# RECORDS FOR THE TASK start

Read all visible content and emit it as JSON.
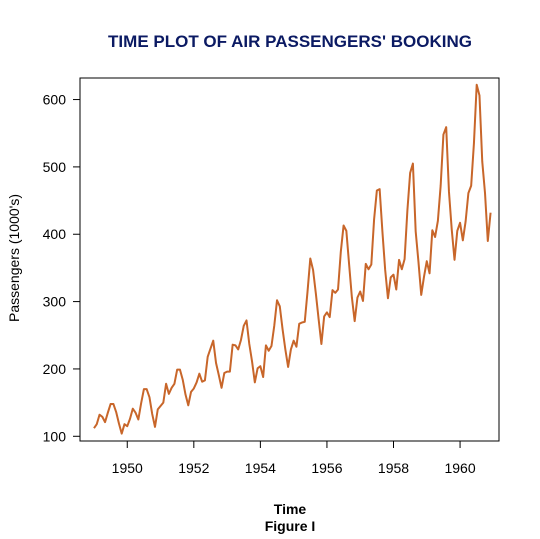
{
  "chart_data": {
    "type": "line",
    "title": "TIME PLOT OF AIR PASSENGERS' BOOKING",
    "xlabel": "Time",
    "caption": "Figure I",
    "ylabel": "Passengers (1000's)",
    "xlim": [
      1948.58,
      1961.17
    ],
    "ylim": [
      93,
      632
    ],
    "x_ticks": [
      1950,
      1952,
      1954,
      1956,
      1958,
      1960
    ],
    "y_ticks": [
      100,
      200,
      300,
      400,
      500,
      600
    ],
    "grid": false,
    "start_year": 1949,
    "frequency": 12,
    "colors": {
      "line": "#c8662a",
      "title": "#0b1a63",
      "axis": "#000000"
    },
    "series": [
      {
        "name": "",
        "values": [
          112,
          118,
          132,
          129,
          121,
          135,
          148,
          148,
          136,
          119,
          104,
          118,
          115,
          126,
          141,
          135,
          125,
          149,
          170,
          170,
          158,
          133,
          114,
          140,
          145,
          150,
          178,
          163,
          172,
          178,
          199,
          199,
          184,
          162,
          146,
          166,
          171,
          180,
          193,
          181,
          183,
          218,
          230,
          242,
          209,
          191,
          172,
          194,
          196,
          196,
          236,
          235,
          229,
          243,
          264,
          272,
          237,
          211,
          180,
          201,
          204,
          188,
          235,
          227,
          234,
          264,
          302,
          293,
          259,
          229,
          203,
          229,
          242,
          233,
          267,
          269,
          270,
          315,
          364,
          347,
          312,
          274,
          237,
          278,
          284,
          277,
          317,
          313,
          318,
          374,
          413,
          405,
          355,
          306,
          271,
          306,
          315,
          301,
          356,
          348,
          355,
          422,
          465,
          467,
          404,
          347,
          305,
          336,
          340,
          318,
          362,
          348,
          363,
          435,
          491,
          505,
          404,
          359,
          310,
          337,
          360,
          342,
          406,
          396,
          420,
          472,
          548,
          559,
          463,
          407,
          362,
          405,
          417,
          391,
          419,
          461,
          472,
          535,
          622,
          606,
          508,
          461,
          390,
          432
        ]
      }
    ]
  }
}
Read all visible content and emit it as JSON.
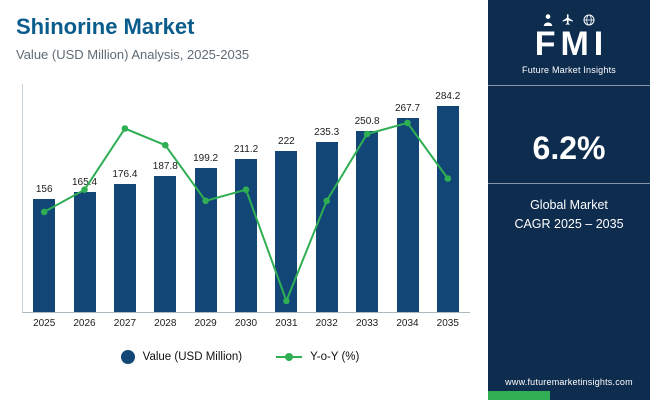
{
  "header": {
    "title": "Shinorine Market",
    "subtitle": "Value (USD Million) Analysis, 2025-2035"
  },
  "chart_data": {
    "type": "combo",
    "categories": [
      "2025",
      "2026",
      "2027",
      "2028",
      "2029",
      "2030",
      "2031",
      "2032",
      "2033",
      "2034",
      "2035"
    ],
    "series": [
      {
        "name": "Value (USD Million)",
        "type": "bar",
        "color": "#114677",
        "values": [
          156,
          165.4,
          176.4,
          187.8,
          199.2,
          211.2,
          222,
          235.3,
          250.8,
          267.7,
          284.2
        ],
        "labels": [
          "156",
          "165.4",
          "176.4",
          "187.8",
          "199.2",
          "211.2",
          "222",
          "235.3",
          "250.8",
          "267.7",
          "284.2"
        ]
      },
      {
        "name": "Y-o-Y (%)",
        "type": "line",
        "color": "#2fae54",
        "values": [
          5.9,
          6.1,
          6.65,
          6.5,
          6.0,
          6.1,
          5.1,
          6.0,
          6.6,
          6.7,
          6.2
        ]
      }
    ],
    "bar_axis_max": 315,
    "line_axis_range": [
      5.0,
      7.05
    ],
    "grid": false,
    "legend_position": "bottom"
  },
  "side_panel": {
    "logo": {
      "text": "FMI",
      "tagline": "Future Market Insights",
      "icons": [
        "people-icon",
        "plane-icon",
        "globe-icon"
      ]
    },
    "cagr_value": "6.2%",
    "cagr_label_line1": "Global Market",
    "cagr_label_line2": "CAGR 2025 – 2035",
    "website": "www.futuremarketinsights.com"
  },
  "colors": {
    "bar": "#114677",
    "line": "#2fae54",
    "panel_bg": "#0e2c4e",
    "title": "#0a5c8c",
    "accent_green": "#2fae54"
  }
}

# RECORDS FOR THE TASK end

REQUIREMENT = Reproduce the entries exactly. Do not carry over any picture.

RESPONSE BELOW =
Read all visible content and emit it as JSON.
{
  "chart_data": {
    "type": "line",
    "title": "TIME PLOT OF AIR PASSENGERS' BOOKING",
    "xlabel": "Time",
    "caption": "Figure I",
    "ylabel": "Passengers (1000's)",
    "xlim": [
      1948.58,
      1961.17
    ],
    "ylim": [
      93,
      632
    ],
    "x_ticks": [
      1950,
      1952,
      1954,
      1956,
      1958,
      1960
    ],
    "y_ticks": [
      100,
      200,
      300,
      400,
      500,
      600
    ],
    "grid": false,
    "start_year": 1949,
    "frequency": 12,
    "colors": {
      "line": "#c8662a",
      "title": "#0b1a63",
      "axis": "#000000"
    },
    "series": [
      {
        "name": "",
        "values": [
          112,
          118,
          132,
          129,
          121,
          135,
          148,
          148,
          136,
          119,
          104,
          118,
          115,
          126,
          141,
          135,
          125,
          149,
          170,
          170,
          158,
          133,
          114,
          140,
          145,
          150,
          178,
          163,
          172,
          178,
          199,
          199,
          184,
          162,
          146,
          166,
          171,
          180,
          193,
          181,
          183,
          218,
          230,
          242,
          209,
          191,
          172,
          194,
          196,
          196,
          236,
          235,
          229,
          243,
          264,
          272,
          237,
          211,
          180,
          201,
          204,
          188,
          235,
          227,
          234,
          264,
          302,
          293,
          259,
          229,
          203,
          229,
          242,
          233,
          267,
          269,
          270,
          315,
          364,
          347,
          312,
          274,
          237,
          278,
          284,
          277,
          317,
          313,
          318,
          374,
          413,
          405,
          355,
          306,
          271,
          306,
          315,
          301,
          356,
          348,
          355,
          422,
          465,
          467,
          404,
          347,
          305,
          336,
          340,
          318,
          362,
          348,
          363,
          435,
          491,
          505,
          404,
          359,
          310,
          337,
          360,
          342,
          406,
          396,
          420,
          472,
          548,
          559,
          463,
          407,
          362,
          405,
          417,
          391,
          419,
          461,
          472,
          535,
          622,
          606,
          508,
          461,
          390,
          432
        ]
      }
    ]
  }
}
Read all visible content and emit it as JSON.
{
  "header": {
    "title": "Shinorine Market",
    "subtitle": "Value (USD Million) Analysis, 2025-2035"
  },
  "chart_data": {
    "type": "combo",
    "categories": [
      "2025",
      "2026",
      "2027",
      "2028",
      "2029",
      "2030",
      "2031",
      "2032",
      "2033",
      "2034",
      "2035"
    ],
    "series": [
      {
        "name": "Value (USD Million)",
        "type": "bar",
        "color": "#114677",
        "values": [
          156,
          165.4,
          176.4,
          187.8,
          199.2,
          211.2,
          222,
          235.3,
          250.8,
          267.7,
          284.2
        ],
        "labels": [
          "156",
          "165.4",
          "176.4",
          "187.8",
          "199.2",
          "211.2",
          "222",
          "235.3",
          "250.8",
          "267.7",
          "284.2"
        ]
      },
      {
        "name": "Y-o-Y (%)",
        "type": "line",
        "color": "#2fae54",
        "values": [
          5.9,
          6.1,
          6.65,
          6.5,
          6.0,
          6.1,
          5.1,
          6.0,
          6.6,
          6.7,
          6.2
        ]
      }
    ],
    "bar_axis_max": 315,
    "line_axis_range": [
      5.0,
      7.05
    ],
    "grid": false,
    "legend_position": "bottom"
  },
  "side_panel": {
    "logo": {
      "text": "FMI",
      "tagline": "Future Market Insights",
      "icons": [
        "people-icon",
        "plane-icon",
        "globe-icon"
      ]
    },
    "cagr_value": "6.2%",
    "cagr_label_line1": "Global Market",
    "cagr_label_line2": "CAGR 2025 – 2035",
    "website": "www.futuremarketinsights.com"
  },
  "colors": {
    "bar": "#114677",
    "line": "#2fae54",
    "panel_bg": "#0e2c4e",
    "title": "#0a5c8c",
    "accent_green": "#2fae54"
  }
}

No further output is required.